[Figure content listings]
====================
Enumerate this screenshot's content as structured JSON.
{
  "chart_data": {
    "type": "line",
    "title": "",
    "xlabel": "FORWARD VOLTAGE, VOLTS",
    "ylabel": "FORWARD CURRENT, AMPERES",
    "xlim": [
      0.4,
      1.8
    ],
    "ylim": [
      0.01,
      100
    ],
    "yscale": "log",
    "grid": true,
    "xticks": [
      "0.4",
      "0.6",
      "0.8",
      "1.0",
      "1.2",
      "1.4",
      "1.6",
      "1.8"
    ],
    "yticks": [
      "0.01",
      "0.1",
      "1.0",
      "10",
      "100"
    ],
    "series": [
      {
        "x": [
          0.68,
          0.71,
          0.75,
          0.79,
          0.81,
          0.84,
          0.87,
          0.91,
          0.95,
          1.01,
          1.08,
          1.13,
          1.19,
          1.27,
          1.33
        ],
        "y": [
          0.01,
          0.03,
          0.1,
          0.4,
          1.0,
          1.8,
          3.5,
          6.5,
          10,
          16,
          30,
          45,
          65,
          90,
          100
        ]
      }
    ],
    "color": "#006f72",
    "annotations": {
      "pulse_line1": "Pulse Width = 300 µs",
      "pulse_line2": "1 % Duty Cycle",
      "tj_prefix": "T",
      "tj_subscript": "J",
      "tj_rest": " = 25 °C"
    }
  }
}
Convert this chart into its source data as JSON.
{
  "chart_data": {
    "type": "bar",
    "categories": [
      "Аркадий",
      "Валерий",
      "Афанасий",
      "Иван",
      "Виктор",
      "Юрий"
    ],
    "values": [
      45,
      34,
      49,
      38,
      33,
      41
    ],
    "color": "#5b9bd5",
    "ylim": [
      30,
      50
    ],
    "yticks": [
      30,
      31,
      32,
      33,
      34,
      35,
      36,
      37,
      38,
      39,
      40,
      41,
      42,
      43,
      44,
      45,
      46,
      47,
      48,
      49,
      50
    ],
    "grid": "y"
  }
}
====================
### GIVEN PROBLEM
Write out all the data again, exactly as it appears.

### OUTPUT FOR THIS EXERCISE
Enumerate this screenshot's content as structured JSON.
{
  "chart_data": {
    "type": "line",
    "title": "",
    "xlabel": "FORWARD VOLTAGE, VOLTS",
    "ylabel": "FORWARD CURRENT, AMPERES",
    "xlim": [
      0.4,
      1.8
    ],
    "ylim": [
      0.01,
      100
    ],
    "yscale": "log",
    "grid": true,
    "xticks": [
      "0.4",
      "0.6",
      "0.8",
      "1.0",
      "1.2",
      "1.4",
      "1.6",
      "1.8"
    ],
    "yticks": [
      "0.01",
      "0.1",
      "1.0",
      "10",
      "100"
    ],
    "series": [
      {
        "x": [
          0.68,
          0.71,
          0.75,
          0.79,
          0.81,
          0.84,
          0.87,
          0.91,
          0.95,
          1.01,
          1.08,
          1.13,
          1.19,
          1.27,
          1.33
        ],
        "y": [
          0.01,
          0.03,
          0.1,
          0.4,
          1.0,
          1.8,
          3.5,
          6.5,
          10,
          16,
          30,
          45,
          65,
          90,
          100
        ]
      }
    ],
    "color": "#006f72",
    "annotations": {
      "pulse_line1": "Pulse Width = 300 µs",
      "pulse_line2": "1 % Duty Cycle",
      "tj_prefix": "T",
      "tj_subscript": "J",
      "tj_rest": " = 25 °C"
    }
  }
}
Convert this chart into its source data as JSON.
{
  "chart_data": {
    "type": "bar",
    "categories": [
      "Аркадий",
      "Валерий",
      "Афанасий",
      "Иван",
      "Виктор",
      "Юрий"
    ],
    "values": [
      45,
      34,
      49,
      38,
      33,
      41
    ],
    "color": "#5b9bd5",
    "ylim": [
      30,
      50
    ],
    "yticks": [
      30,
      31,
      32,
      33,
      34,
      35,
      36,
      37,
      38,
      39,
      40,
      41,
      42,
      43,
      44,
      45,
      46,
      47,
      48,
      49,
      50
    ],
    "grid": "y"
  }
}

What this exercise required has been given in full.